===== Input rows
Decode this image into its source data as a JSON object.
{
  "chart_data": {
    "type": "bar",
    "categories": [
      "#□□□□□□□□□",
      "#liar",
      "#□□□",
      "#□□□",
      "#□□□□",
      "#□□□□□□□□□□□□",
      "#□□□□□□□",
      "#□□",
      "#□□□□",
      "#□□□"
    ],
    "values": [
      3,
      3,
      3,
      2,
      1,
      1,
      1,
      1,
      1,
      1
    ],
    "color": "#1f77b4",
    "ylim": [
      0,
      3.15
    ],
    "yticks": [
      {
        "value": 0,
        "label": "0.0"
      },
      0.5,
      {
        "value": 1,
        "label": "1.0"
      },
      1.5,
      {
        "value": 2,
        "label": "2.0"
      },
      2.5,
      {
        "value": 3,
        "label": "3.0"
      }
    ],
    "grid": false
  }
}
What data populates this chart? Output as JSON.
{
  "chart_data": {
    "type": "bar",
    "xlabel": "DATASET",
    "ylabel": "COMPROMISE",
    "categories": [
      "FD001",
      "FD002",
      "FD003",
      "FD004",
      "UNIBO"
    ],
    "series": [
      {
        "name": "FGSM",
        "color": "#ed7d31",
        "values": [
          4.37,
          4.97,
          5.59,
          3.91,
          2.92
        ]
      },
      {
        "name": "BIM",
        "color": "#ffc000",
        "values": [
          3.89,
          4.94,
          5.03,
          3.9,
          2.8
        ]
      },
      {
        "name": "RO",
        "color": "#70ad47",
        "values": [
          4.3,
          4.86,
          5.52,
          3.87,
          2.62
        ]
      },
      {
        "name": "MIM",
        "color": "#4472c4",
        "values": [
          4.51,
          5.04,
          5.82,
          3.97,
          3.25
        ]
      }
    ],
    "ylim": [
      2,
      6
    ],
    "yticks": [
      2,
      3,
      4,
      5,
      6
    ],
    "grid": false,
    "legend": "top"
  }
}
==========
# [Work to do]
In full and verbatim, repeat the records given above.

# [Worked answer]
Decode this image into its source data as a JSON object.
{
  "chart_data": {
    "type": "bar",
    "categories": [
      "#□□□□□□□□□",
      "#liar",
      "#□□□",
      "#□□□",
      "#□□□□",
      "#□□□□□□□□□□□□",
      "#□□□□□□□",
      "#□□",
      "#□□□□",
      "#□□□"
    ],
    "values": [
      3,
      3,
      3,
      2,
      1,
      1,
      1,
      1,
      1,
      1
    ],
    "color": "#1f77b4",
    "ylim": [
      0,
      3.15
    ],
    "yticks": [
      {
        "value": 0,
        "label": "0.0"
      },
      0.5,
      {
        "value": 1,
        "label": "1.0"
      },
      1.5,
      {
        "value": 2,
        "label": "2.0"
      },
      2.5,
      {
        "value": 3,
        "label": "3.0"
      }
    ],
    "grid": false
  }
}
What data populates this chart? Output as JSON.
{
  "chart_data": {
    "type": "bar",
    "xlabel": "DATASET",
    "ylabel": "COMPROMISE",
    "categories": [
      "FD001",
      "FD002",
      "FD003",
      "FD004",
      "UNIBO"
    ],
    "series": [
      {
        "name": "FGSM",
        "color": "#ed7d31",
        "values": [
          4.37,
          4.97,
          5.59,
          3.91,
          2.92
        ]
      },
      {
        "name": "BIM",
        "color": "#ffc000",
        "values": [
          3.89,
          4.94,
          5.03,
          3.9,
          2.8
        ]
      },
      {
        "name": "RO",
        "color": "#70ad47",
        "values": [
          4.3,
          4.86,
          5.52,
          3.87,
          2.62
        ]
      },
      {
        "name": "MIM",
        "color": "#4472c4",
        "values": [
          4.51,
          5.04,
          5.82,
          3.97,
          3.25
        ]
      }
    ],
    "ylim": [
      2,
      6
    ],
    "yticks": [
      2,
      3,
      4,
      5,
      6
    ],
    "grid": false,
    "legend": "top"
  }
}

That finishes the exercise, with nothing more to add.